Requirements:
Tell how many lines have the string "Subassembly" in them, and write nothing besides the number.

[A block of data]

[start]

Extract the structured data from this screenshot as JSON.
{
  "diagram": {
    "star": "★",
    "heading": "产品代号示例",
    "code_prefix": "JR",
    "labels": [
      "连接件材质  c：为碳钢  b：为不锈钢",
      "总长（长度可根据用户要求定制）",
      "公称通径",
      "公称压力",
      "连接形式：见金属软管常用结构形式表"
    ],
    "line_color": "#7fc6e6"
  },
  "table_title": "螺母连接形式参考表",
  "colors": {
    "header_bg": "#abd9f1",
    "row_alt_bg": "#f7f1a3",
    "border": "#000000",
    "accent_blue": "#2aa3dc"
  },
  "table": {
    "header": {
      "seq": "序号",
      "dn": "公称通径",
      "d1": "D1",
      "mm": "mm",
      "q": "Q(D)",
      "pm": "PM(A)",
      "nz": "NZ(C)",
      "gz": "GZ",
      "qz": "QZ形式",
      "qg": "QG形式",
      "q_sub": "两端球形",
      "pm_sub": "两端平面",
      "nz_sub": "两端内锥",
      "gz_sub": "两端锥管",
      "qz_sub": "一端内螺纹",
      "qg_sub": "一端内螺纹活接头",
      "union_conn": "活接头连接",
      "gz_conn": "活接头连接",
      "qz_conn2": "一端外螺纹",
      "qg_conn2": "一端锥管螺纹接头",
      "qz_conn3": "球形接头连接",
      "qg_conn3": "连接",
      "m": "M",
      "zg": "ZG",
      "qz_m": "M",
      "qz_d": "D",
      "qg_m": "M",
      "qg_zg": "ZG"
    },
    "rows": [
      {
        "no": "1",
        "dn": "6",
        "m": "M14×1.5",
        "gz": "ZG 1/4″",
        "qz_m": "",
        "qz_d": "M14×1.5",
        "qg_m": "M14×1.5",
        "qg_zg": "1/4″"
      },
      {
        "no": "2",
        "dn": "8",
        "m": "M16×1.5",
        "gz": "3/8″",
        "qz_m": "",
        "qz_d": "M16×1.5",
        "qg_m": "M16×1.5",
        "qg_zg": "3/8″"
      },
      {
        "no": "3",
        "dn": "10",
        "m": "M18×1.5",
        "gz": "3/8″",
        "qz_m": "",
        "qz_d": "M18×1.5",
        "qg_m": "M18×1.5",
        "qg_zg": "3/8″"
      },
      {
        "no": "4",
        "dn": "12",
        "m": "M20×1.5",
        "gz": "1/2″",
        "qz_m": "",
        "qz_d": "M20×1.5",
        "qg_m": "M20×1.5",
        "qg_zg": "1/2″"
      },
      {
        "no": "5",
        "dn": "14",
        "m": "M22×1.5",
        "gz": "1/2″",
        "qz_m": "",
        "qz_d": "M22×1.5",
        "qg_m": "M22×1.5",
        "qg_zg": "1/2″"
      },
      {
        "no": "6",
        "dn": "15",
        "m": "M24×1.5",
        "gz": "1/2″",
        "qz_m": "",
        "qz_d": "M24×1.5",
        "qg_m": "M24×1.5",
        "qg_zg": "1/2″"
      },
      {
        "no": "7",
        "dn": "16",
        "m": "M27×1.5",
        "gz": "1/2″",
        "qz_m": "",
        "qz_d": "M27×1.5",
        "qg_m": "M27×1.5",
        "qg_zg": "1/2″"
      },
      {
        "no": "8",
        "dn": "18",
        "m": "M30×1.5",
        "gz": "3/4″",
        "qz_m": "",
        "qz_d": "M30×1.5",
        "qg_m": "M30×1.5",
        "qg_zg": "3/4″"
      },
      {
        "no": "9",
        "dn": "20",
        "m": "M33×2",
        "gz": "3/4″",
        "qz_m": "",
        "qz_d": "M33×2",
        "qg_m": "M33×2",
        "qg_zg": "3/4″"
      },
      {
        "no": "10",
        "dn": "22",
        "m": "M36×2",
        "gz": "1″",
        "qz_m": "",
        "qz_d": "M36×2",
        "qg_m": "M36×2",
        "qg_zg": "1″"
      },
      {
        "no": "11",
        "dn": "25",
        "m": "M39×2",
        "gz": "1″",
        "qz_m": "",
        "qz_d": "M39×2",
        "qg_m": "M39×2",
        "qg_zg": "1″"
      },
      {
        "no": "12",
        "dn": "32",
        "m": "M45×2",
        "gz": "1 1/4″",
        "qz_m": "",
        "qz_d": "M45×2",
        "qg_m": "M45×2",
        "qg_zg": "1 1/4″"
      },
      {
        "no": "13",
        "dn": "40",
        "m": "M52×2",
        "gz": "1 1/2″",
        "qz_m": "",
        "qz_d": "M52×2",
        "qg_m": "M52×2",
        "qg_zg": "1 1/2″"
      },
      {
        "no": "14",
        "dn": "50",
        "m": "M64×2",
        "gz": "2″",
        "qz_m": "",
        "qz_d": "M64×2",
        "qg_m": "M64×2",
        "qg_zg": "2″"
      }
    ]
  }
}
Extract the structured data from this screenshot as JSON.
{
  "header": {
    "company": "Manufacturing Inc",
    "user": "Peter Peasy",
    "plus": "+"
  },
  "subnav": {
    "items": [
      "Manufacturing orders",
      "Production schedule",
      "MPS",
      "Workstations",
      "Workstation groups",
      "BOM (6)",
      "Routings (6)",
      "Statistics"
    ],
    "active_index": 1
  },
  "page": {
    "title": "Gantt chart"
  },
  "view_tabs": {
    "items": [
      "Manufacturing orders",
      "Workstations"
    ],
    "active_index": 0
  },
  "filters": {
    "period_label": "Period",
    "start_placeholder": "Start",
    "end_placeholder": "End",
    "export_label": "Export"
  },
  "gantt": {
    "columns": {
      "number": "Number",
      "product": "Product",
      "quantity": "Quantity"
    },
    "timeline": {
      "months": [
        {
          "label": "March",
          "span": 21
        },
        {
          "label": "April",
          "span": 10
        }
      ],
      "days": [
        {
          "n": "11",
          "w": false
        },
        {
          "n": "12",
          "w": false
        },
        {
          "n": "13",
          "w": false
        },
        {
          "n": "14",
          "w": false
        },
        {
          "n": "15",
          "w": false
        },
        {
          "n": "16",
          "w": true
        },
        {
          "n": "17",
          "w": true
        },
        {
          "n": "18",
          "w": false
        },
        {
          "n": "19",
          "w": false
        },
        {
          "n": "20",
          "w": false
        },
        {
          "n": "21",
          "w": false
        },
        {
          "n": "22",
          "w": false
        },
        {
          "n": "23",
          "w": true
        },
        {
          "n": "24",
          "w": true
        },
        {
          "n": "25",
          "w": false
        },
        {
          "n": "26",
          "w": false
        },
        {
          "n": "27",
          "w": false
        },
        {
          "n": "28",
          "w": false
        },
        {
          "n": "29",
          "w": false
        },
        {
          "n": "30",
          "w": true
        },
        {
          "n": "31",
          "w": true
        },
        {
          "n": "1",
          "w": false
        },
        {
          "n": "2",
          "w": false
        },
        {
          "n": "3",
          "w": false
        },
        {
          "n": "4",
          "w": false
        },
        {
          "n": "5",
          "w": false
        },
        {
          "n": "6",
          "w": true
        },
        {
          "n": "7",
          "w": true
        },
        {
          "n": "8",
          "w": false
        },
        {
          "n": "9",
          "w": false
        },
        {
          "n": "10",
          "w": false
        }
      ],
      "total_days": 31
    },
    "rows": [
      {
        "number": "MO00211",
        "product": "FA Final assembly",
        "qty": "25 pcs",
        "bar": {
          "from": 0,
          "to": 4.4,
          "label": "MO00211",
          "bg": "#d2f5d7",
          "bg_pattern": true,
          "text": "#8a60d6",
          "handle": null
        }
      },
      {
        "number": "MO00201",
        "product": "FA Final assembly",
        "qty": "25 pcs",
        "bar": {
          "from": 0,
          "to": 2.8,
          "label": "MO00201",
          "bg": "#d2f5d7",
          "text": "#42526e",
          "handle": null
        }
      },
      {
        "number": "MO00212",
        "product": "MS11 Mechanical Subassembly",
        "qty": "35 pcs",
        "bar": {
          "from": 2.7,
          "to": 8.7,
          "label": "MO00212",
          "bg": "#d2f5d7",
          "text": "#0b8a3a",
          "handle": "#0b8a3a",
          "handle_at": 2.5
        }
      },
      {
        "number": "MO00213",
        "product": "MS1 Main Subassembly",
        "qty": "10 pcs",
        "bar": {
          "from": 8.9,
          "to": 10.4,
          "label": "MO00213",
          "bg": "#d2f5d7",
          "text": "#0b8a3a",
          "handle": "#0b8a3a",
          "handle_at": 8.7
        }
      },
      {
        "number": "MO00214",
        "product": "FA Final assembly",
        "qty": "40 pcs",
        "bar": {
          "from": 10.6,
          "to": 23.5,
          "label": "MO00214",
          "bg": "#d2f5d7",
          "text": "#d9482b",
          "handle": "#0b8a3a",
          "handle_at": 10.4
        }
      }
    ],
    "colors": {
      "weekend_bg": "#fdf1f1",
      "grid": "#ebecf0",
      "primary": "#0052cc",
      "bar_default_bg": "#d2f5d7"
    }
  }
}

[end]

Full output:
2